[Stored data]
########################################
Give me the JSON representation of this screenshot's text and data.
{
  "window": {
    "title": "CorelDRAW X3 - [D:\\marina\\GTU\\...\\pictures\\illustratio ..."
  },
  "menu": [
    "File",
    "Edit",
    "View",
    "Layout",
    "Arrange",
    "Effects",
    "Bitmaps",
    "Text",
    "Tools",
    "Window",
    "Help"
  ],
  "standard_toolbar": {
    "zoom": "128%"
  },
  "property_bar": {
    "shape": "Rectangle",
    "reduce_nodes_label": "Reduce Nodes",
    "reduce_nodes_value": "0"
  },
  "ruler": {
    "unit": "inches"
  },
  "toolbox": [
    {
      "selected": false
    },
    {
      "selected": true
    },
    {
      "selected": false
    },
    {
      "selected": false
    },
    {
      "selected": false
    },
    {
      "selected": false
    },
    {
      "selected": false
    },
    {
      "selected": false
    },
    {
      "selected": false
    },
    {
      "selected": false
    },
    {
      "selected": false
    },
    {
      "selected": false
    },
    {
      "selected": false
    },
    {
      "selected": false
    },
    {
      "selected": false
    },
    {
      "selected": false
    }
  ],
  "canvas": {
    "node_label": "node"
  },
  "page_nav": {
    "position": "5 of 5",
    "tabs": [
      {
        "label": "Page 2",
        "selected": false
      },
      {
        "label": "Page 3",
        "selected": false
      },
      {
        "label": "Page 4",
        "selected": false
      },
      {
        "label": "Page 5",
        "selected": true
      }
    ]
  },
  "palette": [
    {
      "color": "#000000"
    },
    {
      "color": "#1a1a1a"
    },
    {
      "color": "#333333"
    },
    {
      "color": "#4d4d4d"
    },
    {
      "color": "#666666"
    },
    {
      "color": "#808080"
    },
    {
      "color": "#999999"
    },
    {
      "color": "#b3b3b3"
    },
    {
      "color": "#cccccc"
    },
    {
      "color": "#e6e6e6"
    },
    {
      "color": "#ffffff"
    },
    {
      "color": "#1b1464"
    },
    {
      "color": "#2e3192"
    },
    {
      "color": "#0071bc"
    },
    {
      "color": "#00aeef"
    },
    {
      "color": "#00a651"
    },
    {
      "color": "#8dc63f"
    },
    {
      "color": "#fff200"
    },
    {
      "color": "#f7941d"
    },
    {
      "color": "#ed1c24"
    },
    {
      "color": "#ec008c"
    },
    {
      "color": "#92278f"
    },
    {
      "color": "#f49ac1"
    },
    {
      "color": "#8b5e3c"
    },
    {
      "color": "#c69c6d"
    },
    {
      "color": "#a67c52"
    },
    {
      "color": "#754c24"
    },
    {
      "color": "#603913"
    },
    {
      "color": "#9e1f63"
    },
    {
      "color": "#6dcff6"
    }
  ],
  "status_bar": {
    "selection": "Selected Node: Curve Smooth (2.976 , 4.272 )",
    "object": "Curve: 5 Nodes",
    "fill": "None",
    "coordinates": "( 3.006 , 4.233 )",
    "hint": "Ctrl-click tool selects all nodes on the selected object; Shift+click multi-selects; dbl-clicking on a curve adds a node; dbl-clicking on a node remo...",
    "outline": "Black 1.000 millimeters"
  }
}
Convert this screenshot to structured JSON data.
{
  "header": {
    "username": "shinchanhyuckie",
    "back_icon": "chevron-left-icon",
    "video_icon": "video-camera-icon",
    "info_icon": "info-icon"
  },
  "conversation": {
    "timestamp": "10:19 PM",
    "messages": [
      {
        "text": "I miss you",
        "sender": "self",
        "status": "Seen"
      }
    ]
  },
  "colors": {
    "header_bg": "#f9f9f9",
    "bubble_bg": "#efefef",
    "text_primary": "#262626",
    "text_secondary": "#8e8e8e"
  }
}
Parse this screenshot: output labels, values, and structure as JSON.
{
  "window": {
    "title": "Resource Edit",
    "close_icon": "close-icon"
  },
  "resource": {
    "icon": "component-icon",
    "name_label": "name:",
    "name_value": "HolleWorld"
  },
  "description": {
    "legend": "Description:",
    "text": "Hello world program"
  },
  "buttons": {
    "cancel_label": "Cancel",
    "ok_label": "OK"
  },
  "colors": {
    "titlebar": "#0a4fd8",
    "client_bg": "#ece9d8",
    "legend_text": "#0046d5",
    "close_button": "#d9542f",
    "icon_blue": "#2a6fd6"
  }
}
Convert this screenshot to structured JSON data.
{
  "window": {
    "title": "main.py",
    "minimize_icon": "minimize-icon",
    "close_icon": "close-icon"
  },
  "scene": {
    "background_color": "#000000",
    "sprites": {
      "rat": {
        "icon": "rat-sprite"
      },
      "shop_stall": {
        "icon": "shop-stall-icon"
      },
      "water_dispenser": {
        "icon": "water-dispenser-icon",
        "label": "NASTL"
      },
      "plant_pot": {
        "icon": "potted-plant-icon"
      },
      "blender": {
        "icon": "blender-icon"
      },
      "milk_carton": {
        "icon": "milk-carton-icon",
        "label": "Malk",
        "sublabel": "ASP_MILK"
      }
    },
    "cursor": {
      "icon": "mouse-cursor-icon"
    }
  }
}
########################################
Reproduce each record exactly, leaving nothing out.

■ RESULT BELOW:
Give me the JSON representation of this screenshot's text and data.
{
  "window": {
    "title": "CorelDRAW X3 - [D:\\marina\\GTU\\...\\pictures\\illustratio ..."
  },
  "menu": [
    "File",
    "Edit",
    "View",
    "Layout",
    "Arrange",
    "Effects",
    "Bitmaps",
    "Text",
    "Tools",
    "Window",
    "Help"
  ],
  "standard_toolbar": {
    "zoom": "128%"
  },
  "property_bar": {
    "shape": "Rectangle",
    "reduce_nodes_label": "Reduce Nodes",
    "reduce_nodes_value": "0"
  },
  "ruler": {
    "unit": "inches"
  },
  "toolbox": [
    {
      "selected": false
    },
    {
      "selected": true
    },
    {
      "selected": false
    },
    {
      "selected": false
    },
    {
      "selected": false
    },
    {
      "selected": false
    },
    {
      "selected": false
    },
    {
      "selected": false
    },
    {
      "selected": false
    },
    {
      "selected": false
    },
    {
      "selected": false
    },
    {
      "selected": false
    },
    {
      "selected": false
    },
    {
      "selected": false
    },
    {
      "selected": false
    },
    {
      "selected": false
    }
  ],
  "canvas": {
    "node_label": "node"
  },
  "page_nav": {
    "position": "5 of 5",
    "tabs": [
      {
        "label": "Page 2",
        "selected": false
      },
      {
        "label": "Page 3",
        "selected": false
      },
      {
        "label": "Page 4",
        "selected": false
      },
      {
        "label": "Page 5",
        "selected": true
      }
    ]
  },
  "palette": [
    {
      "color": "#000000"
    },
    {
      "color": "#1a1a1a"
    },
    {
      "color": "#333333"
    },
    {
      "color": "#4d4d4d"
    },
    {
      "color": "#666666"
    },
    {
      "color": "#808080"
    },
    {
      "color": "#999999"
    },
    {
      "color": "#b3b3b3"
    },
    {
      "color": "#cccccc"
    },
    {
      "color": "#e6e6e6"
    },
    {
      "color": "#ffffff"
    },
    {
      "color": "#1b1464"
    },
    {
      "color": "#2e3192"
    },
    {
      "color": "#0071bc"
    },
    {
      "color": "#00aeef"
    },
    {
      "color": "#00a651"
    },
    {
      "color": "#8dc63f"
    },
    {
      "color": "#fff200"
    },
    {
      "color": "#f7941d"
    },
    {
      "color": "#ed1c24"
    },
    {
      "color": "#ec008c"
    },
    {
      "color": "#92278f"
    },
    {
      "color": "#f49ac1"
    },
    {
      "color": "#8b5e3c"
    },
    {
      "color": "#c69c6d"
    },
    {
      "color": "#a67c52"
    },
    {
      "color": "#754c24"
    },
    {
      "color": "#603913"
    },
    {
      "color": "#9e1f63"
    },
    {
      "color": "#6dcff6"
    }
  ],
  "status_bar": {
    "selection": "Selected Node: Curve Smooth (2.976 , 4.272 )",
    "object": "Curve: 5 Nodes",
    "fill": "None",
    "coordinates": "( 3.006 , 4.233 )",
    "hint": "Ctrl-click tool selects all nodes on the selected object; Shift+click multi-selects; dbl-clicking on a curve adds a node; dbl-clicking on a node remo...",
    "outline": "Black 1.000 millimeters"
  }
}
Convert this screenshot to structured JSON data.
{
  "header": {
    "username": "shinchanhyuckie",
    "back_icon": "chevron-left-icon",
    "video_icon": "video-camera-icon",
    "info_icon": "info-icon"
  },
  "conversation": {
    "timestamp": "10:19 PM",
    "messages": [
      {
        "text": "I miss you",
        "sender": "self",
        "status": "Seen"
      }
    ]
  },
  "colors": {
    "header_bg": "#f9f9f9",
    "bubble_bg": "#efefef",
    "text_primary": "#262626",
    "text_secondary": "#8e8e8e"
  }
}
Parse this screenshot: output labels, values, and structure as JSON.
{
  "window": {
    "title": "Resource Edit",
    "close_icon": "close-icon"
  },
  "resource": {
    "icon": "component-icon",
    "name_label": "name:",
    "name_value": "HolleWorld"
  },
  "description": {
    "legend": "Description:",
    "text": "Hello world program"
  },
  "buttons": {
    "cancel_label": "Cancel",
    "ok_label": "OK"
  },
  "colors": {
    "titlebar": "#0a4fd8",
    "client_bg": "#ece9d8",
    "legend_text": "#0046d5",
    "close_button": "#d9542f",
    "icon_blue": "#2a6fd6"
  }
}
Convert this screenshot to structured JSON data.
{
  "window": {
    "title": "main.py",
    "minimize_icon": "minimize-icon",
    "close_icon": "close-icon"
  },
  "scene": {
    "background_color": "#000000",
    "sprites": {
      "rat": {
        "icon": "rat-sprite"
      },
      "shop_stall": {
        "icon": "shop-stall-icon"
      },
      "water_dispenser": {
        "icon": "water-dispenser-icon",
        "label": "NASTL"
      },
      "plant_pot": {
        "icon": "potted-plant-icon"
      },
      "blender": {
        "icon": "blender-icon"
      },
      "milk_carton": {
        "icon": "milk-carton-icon",
        "label": "Malk",
        "sublabel": "ASP_MILK"
      }
    },
    "cursor": {
      "icon": "mouse-cursor-icon"
    }
  }
}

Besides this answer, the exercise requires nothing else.